**SHORT PROBLEM**
Work out how many lines of the listing hold the string "रकरण", then answer with that number and nothing else.
**** RAW RECORDS
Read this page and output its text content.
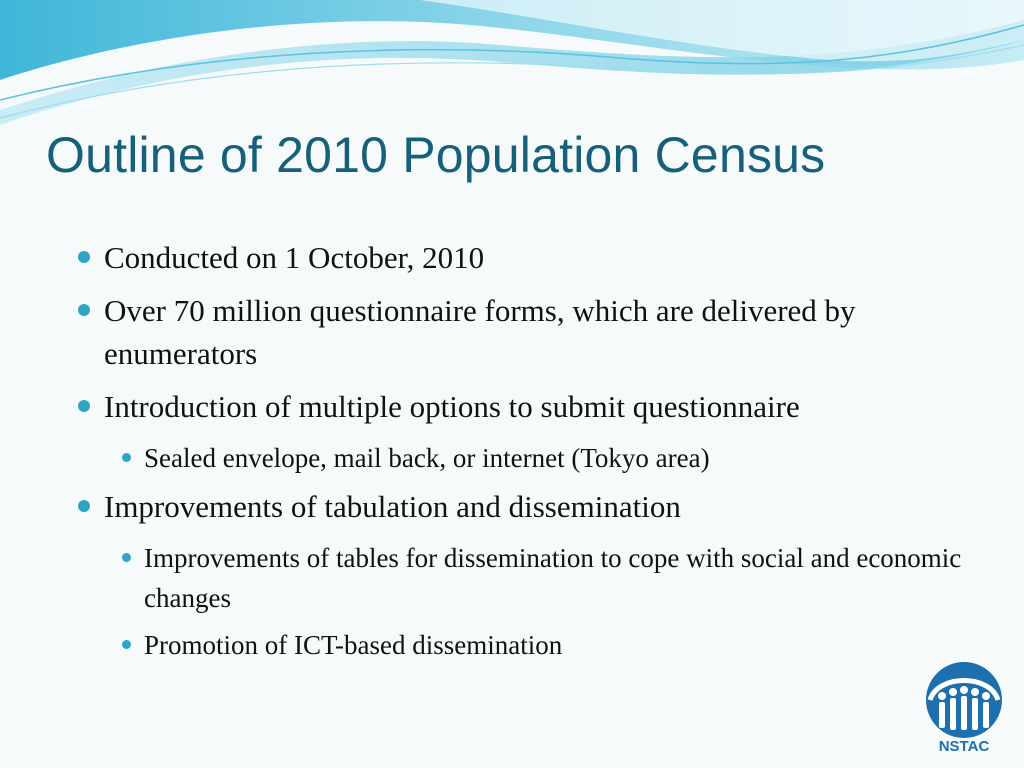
Outline of 2010 Population Census
Conducted on 1 October, 2010
Over 70 million questionnaire forms, which are delivered by enumerators
Introduction of multiple options to submit questionnaire
Sealed envelope, mail back, or internet (Tokyo area)
Improvements of tabulation and dissemination
Improvements of tables for dissemination to cope with social and economic changes
Promotion of ICT-based dissemination
NSTAC
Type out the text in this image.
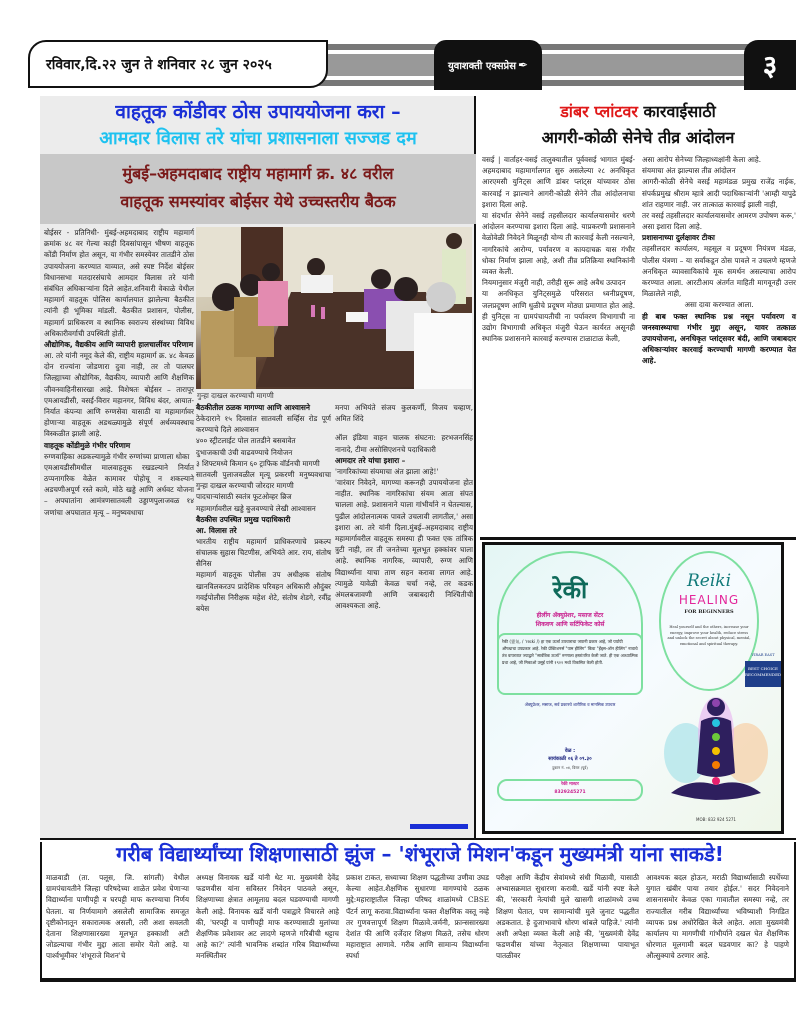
रविवार,दि.२२ जुन ते शनिवार २८ जुन २०२५	युवाशक्ती एक्सप्रेस ✒	३
वाहतूक कोंडीवर ठोस उपाययोजना करा –
आमदार विलास तरे यांचा प्रशासनाला सज्जड दम
मुंबई–अहमदाबाद राष्ट्रीय महामार्ग क्र. ४८ वरील
वाहतूक समस्यांवर बोईसर येथे उच्चस्तरीय बैठक

बोईसर - प्रतिनिधी- मुंबई-अहमदाबाद राष्ट्रीय महामार्ग क्रमांक ४८ वर गेल्या काही दिवसांपासून भीषण वाहतूक कोंडी निर्माण होत असून, या गंभीर समस्येवर तातडीने ठोस उपाययोजना करण्यात याव्यात, असे स्पष्ट निर्देश बोईसर विधानसभा मतदारसंघाचे आमदार विलास तरे यांनी संबंधित अधिकाऱ्यांना दिले आहेत.शनिवारी वेकाळे येथील महामार्ग वाहतूक पोलिस कार्यालयात झालेल्या बैठकीत त्यांनी ही भूमिका मांडली. बैठकीत प्रशासन, पोलीस, महामार्ग प्राधिकरण व स्थानिक स्वराज्य संस्थांच्या विविध अधिकारीवर्गाची उपस्थिती होती.

औद्योगिक, वैद्यकीय आणि व्यापारी हालचालींवर परिणाम

आ. तरे यांनी नमूद केले की, राष्ट्रीय महामार्ग क्र. ४८ केवळ दोन राज्यांना जोडणारा दुवा नाही, तर तो पालघर जिल्ह्याच्या औद्योगिक, वैद्यकीय, व्यापारी आणि शैक्षणिक जीवनवाहिनीसारखा आहे. विशेषतः बोईसर – तारापूर एमआयडीसी, वसई-विरार महानगर, विविध बंदर, आयात-निर्यात कंपन्या आणि रुग्णसेवा यासाठी या महामार्गावर होणाऱ्या वाहतूक अडथळ्यामुळे संपूर्ण अर्थव्यवस्थाच विस्कळीत झाली आहे.

वाहतूक कोंडीमुळे गंभीर परिणाम

रुग्णवाहिका अडकल्यामुळे गंभीर रुग्णांच्या प्राणाला धोका

एमआयडीसीमधील मालवाहतूक रखडल्याने निर्यात ठप्पनागरिक वेळेत कामावर पोहोचू न शकल्याने अडचणीअपूर्ण रस्ते कामे, मोठे खड्डे आणि अर्धवट योजना – अपघातांना आमंत्रणसातवली उड्डाणपुलाजवळ १४ जणांचा अपघातात मृत्यू – मनुष्यवधाचा

गुन्हा दाखल करण्याची मागणी

बैठकीतील ठळक मागण्या आणि आश्वासने

ठेकेदाराने १५ दिवसांत सातवली सर्व्हिस रोड पूर्ण करण्याचे दिले आश्वासन

४०० स्ट्रीटलाईट पोल तातडीने बसवावेत

दुभाजकाची उंची वाढवण्याचे नियोजन

३ शिफ्टमध्ये किमान ६० ट्राफिक वॉर्डनची मागणी

सातवली पुलाजवळील मृत्यू प्रकरणी मनुष्यवधाचा गुन्हा दाखल करण्याची जोरदार मागणी

पादचाऱ्यांसाठी स्वतंत्र फूटओव्हर ब्रिज

महामार्गावरील खड्डे बुजवण्याचे लेखी आश्वासन

बैठकीस उपस्थित प्रमुख पदाधिकारी

आ. विलास तरे

भारतीय राष्ट्रीय महामार्ग प्राधिकरणाचे प्रकल्प संचालक सुहास चिटणीस, अभियंते आर. राय, संतोष सैनिस

महामार्ग वाहतूक पोलीस उप अधीक्षक संतोष खानविलकरउप प्रादेशिक परिवहन अधिकारी औदुंबर गवईपोलीस निरीक्षक महेश शेटे, संतोष शेडगे, रवींद्र बयेस

मनपा अभियंते संजय कुलकर्णी, विजय चव्हाण, अमित शिंदे

ऑल इंडिया वाहन चालक संघटना: हरभजनसिंह नानादे, टीमा असोसिएशनचे पदाधिकारी

आमदार तरे यांचा इशारा –

'नागरिकांच्या संयमाचा अंत झाला आहे!'

'वारंवार निवेदने, मागण्या करूनही उपाययोजना होत नाहीत. स्थानिक नागरिकांचा संयम आता संपत चालला आहे. प्रशासनाने याला गांभीर्याने न घेतल्यास, पुढील आंदोलनात्मक पावले उचलावी लागतील,' असा इशारा आ. तरे यांनी दिला.मुंबई–अहमदाबाद राष्ट्रीय महामार्गावरील वाहतूक समस्या ही फक्त एक तांत्रिक त्रुटी नाही, तर ती जनतेच्या मूलभूत हक्कांवर घाला आहे. स्थानिक नागरिक, व्यापारी, रुग्ण आणि विद्यार्थ्यांना याचा ताण सहन करावा लागत आहे. त्यामुळे यावेळी केवळ चर्चा नव्हे, तर कडक अंमलबजावणी आणि जबाबदारी निश्चितीची आवश्यकता आहे.

डांबर प्लांटवर कारवाईसाठी
आगरी-कोळी सेनेचे तीव्र आंदोलन

वसई | वार्ताहर-वसई तालुक्यातील पूर्ववसई भागात मुंबई-अहमदाबाद महामार्गालगत सुरु असलेल्या २८ अनधिकृत आरएमसी युनिट्स आणि डांबर प्लांट्स यांच्यावर ठोस कारवाई न झाल्याने आगरी-कोळी सेनेने तीव्र आंदोलनाचा इशारा दिला आहे.

या संदर्भात सेनेने वसई तहसीलदार कार्यालयासमोर धरणे आंदोलन करण्याचा इशारा दिला आहे. याप्रकरणी प्रशासनाने वेळोवेळी निवेदने मिळूनही योग्य ती कारवाई केली नसल्याने, नागरिकांचे आरोग्य, पर्यावरण व कायदाचक्र यास गंभीर धोका निर्माण झाला आहे, अशी तीव्र प्रतिक्रिया स्थानिकांनी व्यक्त केली.

नियमानुसार मंजुरी नाही, तरीही सुरू आहे अवैध उत्पादन

या अनधिकृत युनिट्समुळे परिसरात ध्वनीप्रदूषण, जलप्रदूषण आणि धुळीचे प्रदूषण मोठ्या प्रमाणात होत आहे. ही युनिट्स ना ग्रामपंचायतीची ना पर्यावरण विभागाची ना उद्योग विभागाची अधिकृत मंजुरी घेऊन कार्यरत असूनही स्थानिक प्रशासनाने कारवाई करण्यास टाळाटाळ केली,

असा आरोप सेनेच्या जिल्हाध्यक्षांनी केला आहे.

संयमाचा अंत झाल्यास तीव्र आंदोलन

आगरी-कोळी सेनेचे वसई महामंडळ प्रमुख राजेंद्र नाईक, संपर्कप्रमुख श्रीराम म्हात्रे आदी पदाधिकाऱ्यांनी 'आम्ही यापुढे शांत राहणार नाही. जर तात्काळ कारवाई झाली नाही,

तर वसई तहसीलदार कार्यालयासमोर आमरण उपोषण करू,' असा इशारा दिला आहे.

प्रशासनाच्या दुर्लक्षावर टीका

तहसीलदार कार्यालय, महसूल व प्रदूषण नियंत्रण मंडळ, पोलीस यंत्रणा – या सर्वांकडून ठोस पावले न उचलणे म्हणजे अनधिकृत व्यावसायिकांचे मूक समर्थन असल्याचा आरोप करण्यात आला. आरटीआय अंतर्गत माहिती मागवूनही उत्तर मिळालेले नाही,

असा दावा करण्यात आला.

ही बाब फक्त स्थानिक प्रश्न नसून पर्यावरण व जनस्वास्थ्याचा गंभीर मुद्दा असून, यावर तत्काळ उपाययोजना, अनधिकृत प्लांट्सवर बंदी, आणि जबाबदार अधिकाऱ्यांवर कारवाई करण्याची मागणी करण्यात येत आहे.

रेकी
हीलींग ॲक्युप्रेशर, मसाज सेंटर
शिकवण आणि सर्टिफिकेट कोर्स
रेकी (霊気, / ˈreɪki /) हा एक ऊर्जा उपचाराचा जपानी प्रकार आहे, जो पर्यायी औषधाचा उपप्रकार आहे. रेकी प्रॅक्टिशनर्स "पाम हीलिंग" किंवा "हँड्स-ऑन हीलिंग" नावाचे तंत्र वापरतात ज्याद्वारे "सार्वत्रिक ऊर्जा" रुग्णाला हस्तांतरित केली जाते. ही एक आध्यात्मिक प्रथा आहे, जी मिकाओ उसुई यांनी १९२२ मध्ये विकसित केली होती.
ॲक्युप्रेशर, मसाज, सर्व प्रकारचे शारीरिक व मानसिक उपचार
वेळ :
सायंकाळी ०६ ते ०९.३०
दुकान नं. ०४, विरार (पूर्व)
रेकी मास्टर
8329245271
Reiki
HEALING
FOR BEGINNERS
Heal yourself and the others, increase your energy, improve your health, reduce stress and unlock the secret about physical, mental, emotional and spiritual therapy.
VIRAR EAST
BEST CHOICE
RECOMMENDED
MOB: 832 924 5271
गरीब विद्यार्थ्यांच्या शिक्षणासाठी झुंज – 'शंभूराजे मिशन'कडून मुख्यमंत्री यांना साकडे!

माळवाडी (ता. पलूस, जि. सांगली) येथील ग्रामपंचायतीने जिल्हा परिषदेच्या शाळेत प्रवेश घेणाऱ्या विद्यार्थ्यांना पाणीपट्टी व घरपट्टी माफ करण्याचा निर्णय घेतला. या निर्णयामागे असलेली सामाजिक समजूत दृष्टीकोनातून सकारात्मक असली, तरी अशा सवलती देताना शिक्षणासारख्या मूलभूत हक्काशी अटी जोडल्याचा गंभीर मुद्दा आता समोर येतो आहे. या पार्श्वभूमीवर 'शंभूराजे मिशन'चे

अध्यक्ष विनायक खर्डे यांनी थेट मा. मुख्यमंत्री देवेंद्र फडणवीस यांना सविस्तर निवेदन पाठवले असून, शिक्षणाच्या क्षेत्रात आमूलाग्र बदल घडवण्याची मागणी केली आहे. विनायक खर्डे यांनी पत्राद्वारे विचारले आहे की, 'घरपट्टी व पाणीपट्टी माफ करण्यासाठी मुलांच्या शैक्षणिक प्रवेशावर अट लादणे म्हणजे गरिबीची थट्टाच आहे का?' त्यांनी भावनिक शब्दांत गरिब विद्यार्थ्यांच्या मनस्थितीवर

प्रकाश टाकत, सध्याच्या शिक्षण पद्धतीच्या उणीवा उघड केल्या आहेत.शैक्षणिक सुधारणा मागण्यांचे ठळक मुद्दे:महाराष्ट्रातील जिल्हा परिषद शाळांमध्ये CBSE पॅटर्न लागू करावा.विद्यार्थ्यांना फक्त शैक्षणिक वस्तू नव्हे तर गुणवत्तापूर्ण शिक्षण मिळावे.जर्मनी, फ्रान्ससारख्या देशांत फी आणि दर्जेदार शिक्षण मिळते, तसेच धोरण महाराष्ट्रात आणावे. गरीब आणि सामान्य विद्यार्थ्यांना स्पर्धा

परीक्षा आणि केंद्रीय सेवांमध्ये संधी मिळावी, यासाठी अभ्यासक्रमात सुधारणा करावी. खर्डे यांनी स्पष्ट केले की, 'सरकारी नेत्यांची मुले खासगी शाळांमध्ये उच्च शिक्षण घेतात, पण सामान्यांची मुले जुनाट पद्धतीत अडकतात. हे दुजाभावाचे धोरण थांबले पाहिजे.' त्यांनी अशी अपेक्षा व्यक्त केली आहे की, 'मुख्यमंत्री देवेंद्र फडणवीस यांच्या नेतृत्वात शिक्षणाच्या पायाभूत पातळीवर

आवश्यक बदल होऊन, मराठी विद्यार्थ्यांसाठी स्पर्धेच्या युगात खंबीर पाया तयार होईल.' सदर निवेदनाने शासनासमोर केवळ एका गावातील समस्या नव्हे, तर राज्यातील गरीब विद्यार्थ्यांच्या भविष्याशी निगडित व्यापक प्रश्न अधोरेखित केले आहेत. आता मुख्यमंत्री कार्यालय या मागणीची गांभीर्याने दखल घेत शैक्षणिक धोरणात मूलगामी बदल घडवणार का? हे पाहणे औत्सुक्याचे ठरणार आहे.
********
**RESULT OF THIS TASK**
2